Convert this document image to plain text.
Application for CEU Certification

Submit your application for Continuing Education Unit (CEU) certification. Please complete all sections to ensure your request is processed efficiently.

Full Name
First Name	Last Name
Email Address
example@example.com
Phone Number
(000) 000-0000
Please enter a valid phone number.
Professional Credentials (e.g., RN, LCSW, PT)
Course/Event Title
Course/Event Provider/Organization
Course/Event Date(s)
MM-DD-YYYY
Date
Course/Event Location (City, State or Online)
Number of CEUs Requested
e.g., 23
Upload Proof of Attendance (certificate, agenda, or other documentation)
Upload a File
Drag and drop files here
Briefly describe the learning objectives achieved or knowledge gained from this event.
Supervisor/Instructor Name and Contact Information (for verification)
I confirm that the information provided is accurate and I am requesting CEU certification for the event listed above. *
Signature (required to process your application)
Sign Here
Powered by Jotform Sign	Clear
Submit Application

====

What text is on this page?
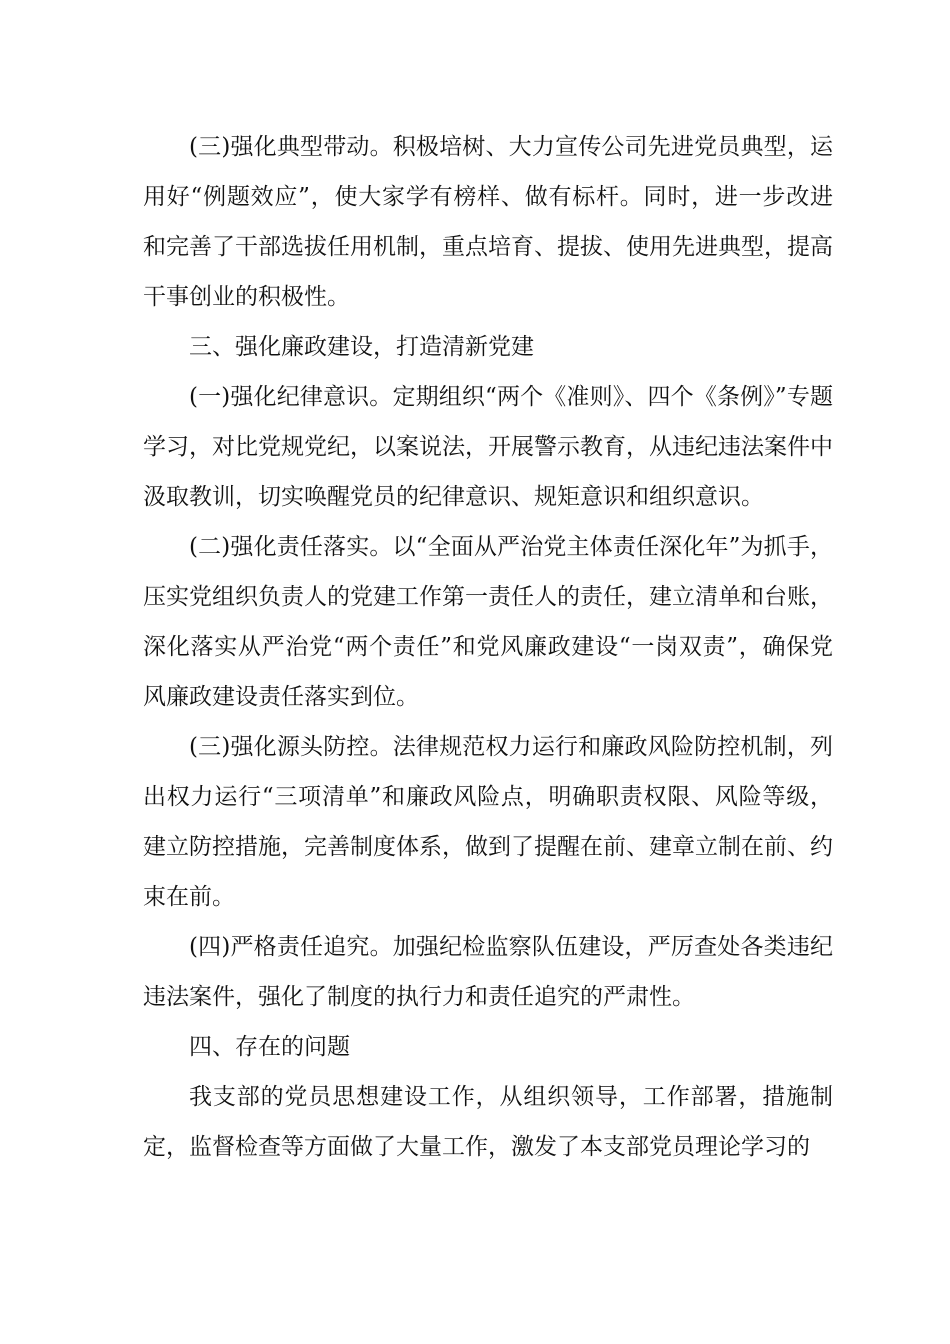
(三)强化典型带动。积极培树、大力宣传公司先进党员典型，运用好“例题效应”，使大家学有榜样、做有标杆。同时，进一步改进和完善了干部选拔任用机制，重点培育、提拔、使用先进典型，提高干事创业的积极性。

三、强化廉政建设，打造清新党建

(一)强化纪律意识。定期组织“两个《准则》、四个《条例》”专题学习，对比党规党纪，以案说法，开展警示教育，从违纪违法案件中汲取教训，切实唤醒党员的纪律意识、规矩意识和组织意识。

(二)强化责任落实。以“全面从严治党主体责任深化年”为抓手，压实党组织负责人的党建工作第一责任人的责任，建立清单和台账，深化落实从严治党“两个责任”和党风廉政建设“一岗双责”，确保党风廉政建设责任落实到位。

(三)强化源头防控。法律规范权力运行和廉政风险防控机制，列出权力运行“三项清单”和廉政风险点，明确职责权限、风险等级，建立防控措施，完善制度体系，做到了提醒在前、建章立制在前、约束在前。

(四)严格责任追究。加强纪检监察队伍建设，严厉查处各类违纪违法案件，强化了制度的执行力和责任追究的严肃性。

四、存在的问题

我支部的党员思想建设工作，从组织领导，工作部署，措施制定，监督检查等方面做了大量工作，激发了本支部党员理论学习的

====

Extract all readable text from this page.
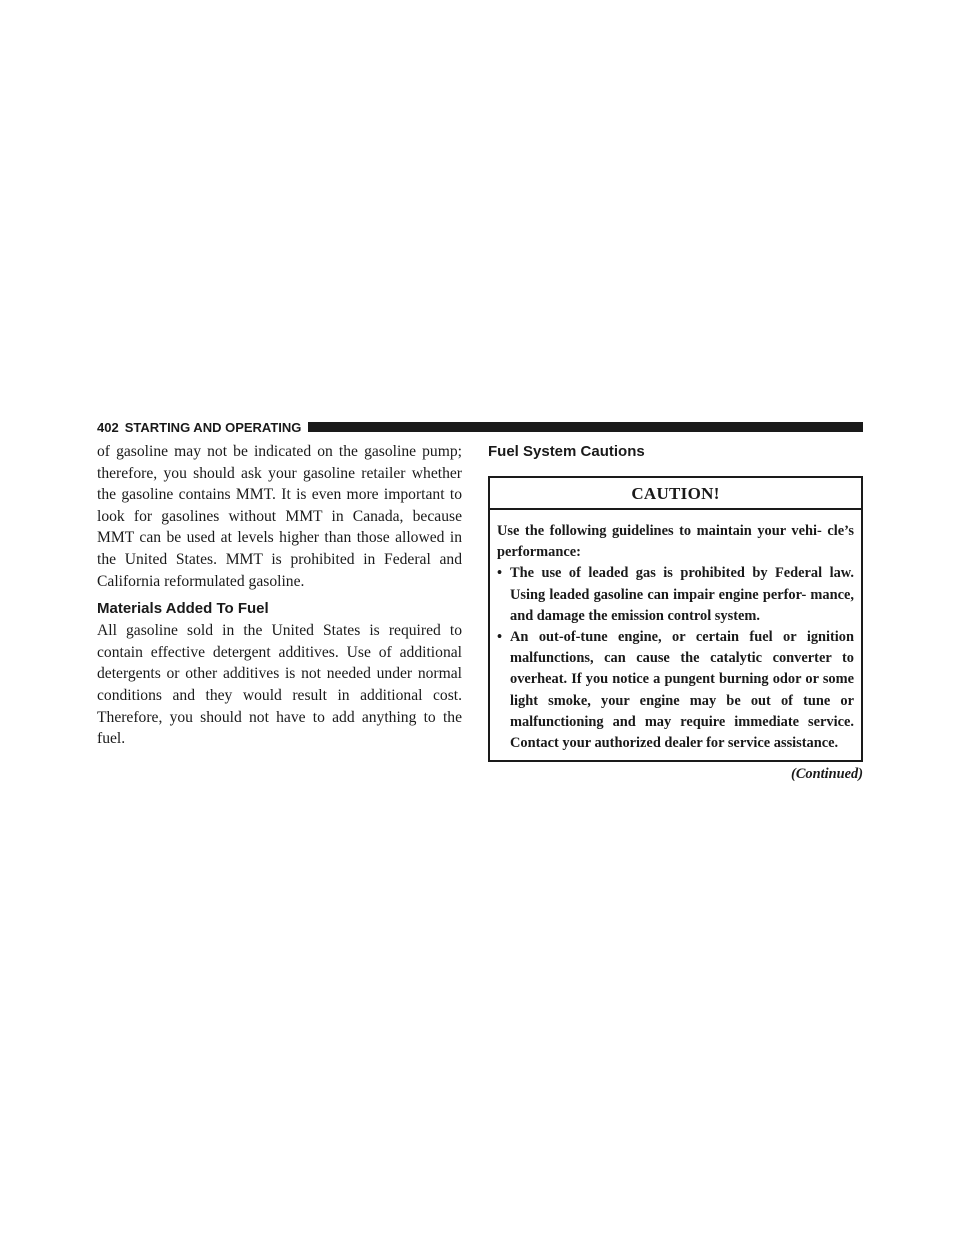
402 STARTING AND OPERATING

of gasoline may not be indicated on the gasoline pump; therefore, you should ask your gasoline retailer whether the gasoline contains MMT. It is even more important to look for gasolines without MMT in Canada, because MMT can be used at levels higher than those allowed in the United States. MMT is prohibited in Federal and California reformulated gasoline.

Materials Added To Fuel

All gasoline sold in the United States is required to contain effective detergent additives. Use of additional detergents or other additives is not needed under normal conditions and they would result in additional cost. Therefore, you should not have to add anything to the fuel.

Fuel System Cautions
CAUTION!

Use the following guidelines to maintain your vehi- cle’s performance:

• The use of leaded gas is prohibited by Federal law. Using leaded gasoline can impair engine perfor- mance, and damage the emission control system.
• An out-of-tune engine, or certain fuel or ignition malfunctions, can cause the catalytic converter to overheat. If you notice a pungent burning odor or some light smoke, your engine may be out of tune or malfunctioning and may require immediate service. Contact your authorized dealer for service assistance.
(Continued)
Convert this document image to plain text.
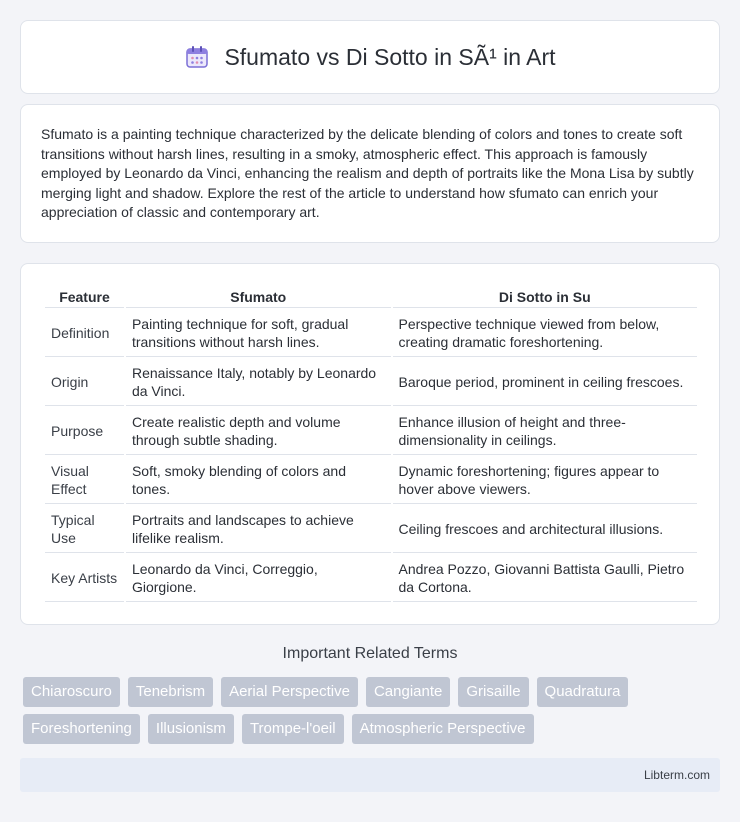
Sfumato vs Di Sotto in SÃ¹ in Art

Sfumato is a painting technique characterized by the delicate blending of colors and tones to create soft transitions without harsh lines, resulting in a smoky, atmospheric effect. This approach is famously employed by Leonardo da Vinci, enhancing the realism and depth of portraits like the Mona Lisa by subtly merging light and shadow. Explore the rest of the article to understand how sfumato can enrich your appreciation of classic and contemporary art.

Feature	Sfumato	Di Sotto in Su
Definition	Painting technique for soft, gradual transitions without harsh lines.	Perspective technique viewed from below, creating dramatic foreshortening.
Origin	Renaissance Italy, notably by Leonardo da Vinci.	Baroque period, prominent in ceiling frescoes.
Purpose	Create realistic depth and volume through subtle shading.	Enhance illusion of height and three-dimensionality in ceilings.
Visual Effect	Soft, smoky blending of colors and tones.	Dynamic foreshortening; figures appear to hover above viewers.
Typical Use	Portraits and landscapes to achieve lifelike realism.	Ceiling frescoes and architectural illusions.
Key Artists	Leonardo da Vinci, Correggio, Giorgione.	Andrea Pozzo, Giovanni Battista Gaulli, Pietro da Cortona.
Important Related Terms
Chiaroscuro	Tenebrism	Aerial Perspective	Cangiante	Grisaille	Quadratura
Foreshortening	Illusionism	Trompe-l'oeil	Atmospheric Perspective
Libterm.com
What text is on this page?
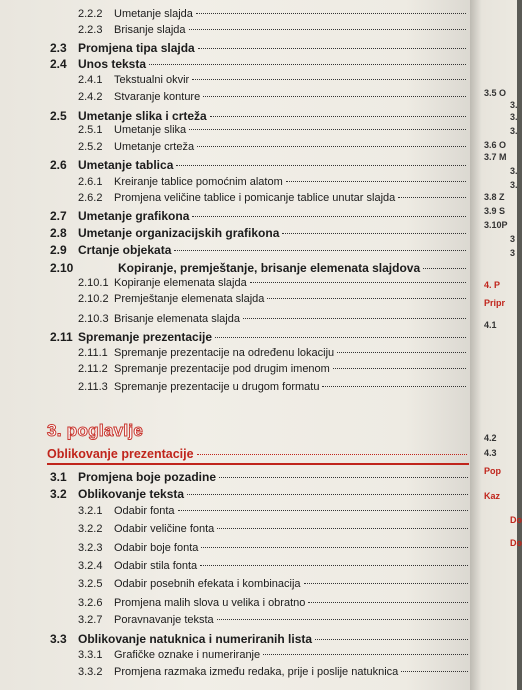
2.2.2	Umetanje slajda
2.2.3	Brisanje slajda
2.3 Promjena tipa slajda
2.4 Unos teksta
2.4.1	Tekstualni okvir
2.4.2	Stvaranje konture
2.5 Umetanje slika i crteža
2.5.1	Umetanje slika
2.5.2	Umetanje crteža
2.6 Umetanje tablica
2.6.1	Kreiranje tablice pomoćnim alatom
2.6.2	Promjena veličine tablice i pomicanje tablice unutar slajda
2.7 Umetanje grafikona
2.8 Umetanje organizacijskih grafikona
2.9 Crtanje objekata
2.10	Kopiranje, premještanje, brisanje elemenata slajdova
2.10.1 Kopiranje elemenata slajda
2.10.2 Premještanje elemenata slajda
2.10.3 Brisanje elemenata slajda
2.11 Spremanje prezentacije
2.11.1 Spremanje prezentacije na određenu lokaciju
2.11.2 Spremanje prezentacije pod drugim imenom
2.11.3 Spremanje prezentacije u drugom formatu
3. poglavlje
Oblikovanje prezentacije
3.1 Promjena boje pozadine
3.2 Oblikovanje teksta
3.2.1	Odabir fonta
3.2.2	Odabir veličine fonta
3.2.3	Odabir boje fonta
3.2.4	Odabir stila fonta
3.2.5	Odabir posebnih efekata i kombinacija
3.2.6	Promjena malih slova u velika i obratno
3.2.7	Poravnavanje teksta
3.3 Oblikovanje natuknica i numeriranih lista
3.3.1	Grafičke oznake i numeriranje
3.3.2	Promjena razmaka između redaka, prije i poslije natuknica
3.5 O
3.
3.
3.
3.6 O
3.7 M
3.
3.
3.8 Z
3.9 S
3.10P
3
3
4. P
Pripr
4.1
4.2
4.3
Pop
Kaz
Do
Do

====

EXERCISE AIM: Count each line of the entries that holds the word "above", then state the total and nothing more.

TASK RESULT: 2